** Start DATASET RECORDS **
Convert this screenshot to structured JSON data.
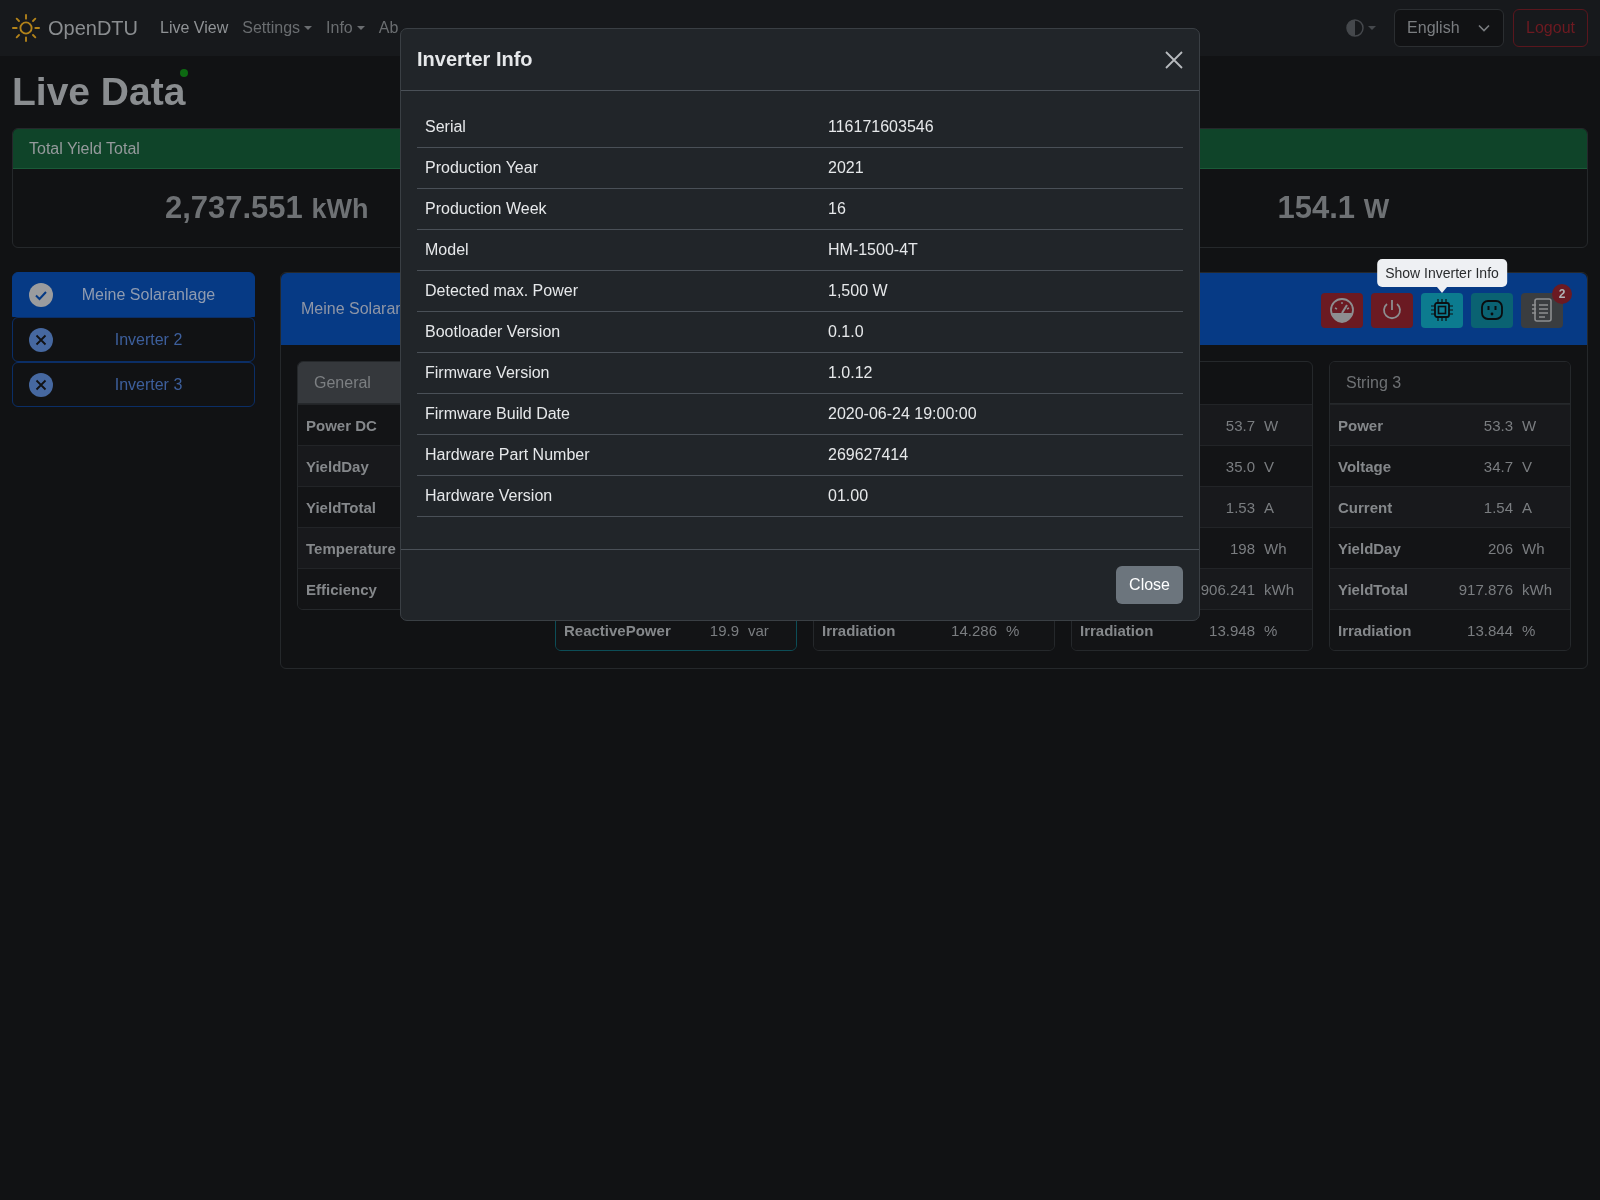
{
  "navbar": {
    "brand": "OpenDTU",
    "links": [
      {
        "label": "Live View",
        "selected": true,
        "dropdown": false
      },
      {
        "label": "Settings",
        "selected": false,
        "dropdown": true
      },
      {
        "label": "Info",
        "selected": false,
        "dropdown": true
      },
      {
        "label": "Ab",
        "selected": false,
        "dropdown": false
      }
    ],
    "language": "English",
    "logout": "Logout"
  },
  "page": {
    "title": "Live Data",
    "connected": true
  },
  "totals": [
    {
      "title": "Total Yield Total",
      "value": "2,737.551",
      "unit": "kWh"
    },
    {
      "value": "154.1",
      "unit": "W"
    }
  ],
  "inverters": [
    {
      "label": "Meine Solaranlage",
      "selected": true,
      "reachable": true
    },
    {
      "label": "Inverter 2",
      "selected": false,
      "reachable": false
    },
    {
      "label": "Inverter 3",
      "selected": false,
      "reachable": false
    }
  ],
  "panel": {
    "title": "Meine Solaran",
    "actions": [
      {
        "kind": "gauge",
        "hovered": false
      },
      {
        "kind": "power",
        "hovered": false
      },
      {
        "kind": "chip",
        "hovered": true,
        "tooltip": "Show Inverter Info"
      },
      {
        "kind": "outlet",
        "hovered": false
      },
      {
        "kind": "log",
        "hovered": false,
        "badge": "2"
      }
    ],
    "cards": [
      {
        "kind": "inverter",
        "title": "General",
        "rows": [
          {
            "label": "Power DC"
          },
          {
            "label": "YieldDay"
          },
          {
            "label": "YieldTotal"
          },
          {
            "label": "Temperature"
          },
          {
            "label": "Efficiency"
          }
        ]
      },
      {
        "kind": "ac",
        "rows": [
          {
            "label": "ReactivePower",
            "value": "19.9",
            "unit": "var"
          }
        ]
      },
      {
        "kind": "string",
        "rows": [
          {
            "label": "Irradiation",
            "value": "14.286",
            "unit": "%"
          }
        ]
      },
      {
        "kind": "string",
        "rows": [
          {
            "value": "53.7",
            "unit": "W"
          },
          {
            "value": "35.0",
            "unit": "V"
          },
          {
            "value": "1.53",
            "unit": "A"
          },
          {
            "value": "198",
            "unit": "Wh"
          },
          {
            "value": "906.241",
            "unit": "kWh"
          },
          {
            "label": "Irradiation",
            "value": "13.948",
            "unit": "%"
          }
        ]
      },
      {
        "kind": "string",
        "title": "String 3",
        "rows": [
          {
            "label": "Power",
            "value": "53.3",
            "unit": "W"
          },
          {
            "label": "Voltage",
            "value": "34.7",
            "unit": "V"
          },
          {
            "label": "Current",
            "value": "1.54",
            "unit": "A"
          },
          {
            "label": "YieldDay",
            "value": "206",
            "unit": "Wh"
          },
          {
            "label": "YieldTotal",
            "value": "917.876",
            "unit": "kWh"
          },
          {
            "label": "Irradiation",
            "value": "13.844",
            "unit": "%"
          }
        ]
      }
    ]
  },
  "modal": {
    "title": "Inverter Info",
    "rows": [
      {
        "label": "Serial",
        "value": "116171603546"
      },
      {
        "label": "Production Year",
        "value": "2021"
      },
      {
        "label": "Production Week",
        "value": "16"
      },
      {
        "label": "Model",
        "value": "HM-1500-4T"
      },
      {
        "label": "Detected max. Power",
        "value": "1,500 W"
      },
      {
        "label": "Bootloader Version",
        "value": "0.1.0"
      },
      {
        "label": "Firmware Version",
        "value": "1.0.12"
      },
      {
        "label": "Firmware Build Date",
        "value": "2020-06-24 19:00:00"
      },
      {
        "label": "Hardware Part Number",
        "value": "269627414"
      },
      {
        "label": "Hardware Version",
        "value": "01.00"
      }
    ],
    "button": "Close"
  }
}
** End DATASET RECORDS **
STATED GOAL:
Count each line of the entries that holds the word "Info", then state the total and nothing more.

WORKED ANSWER:
3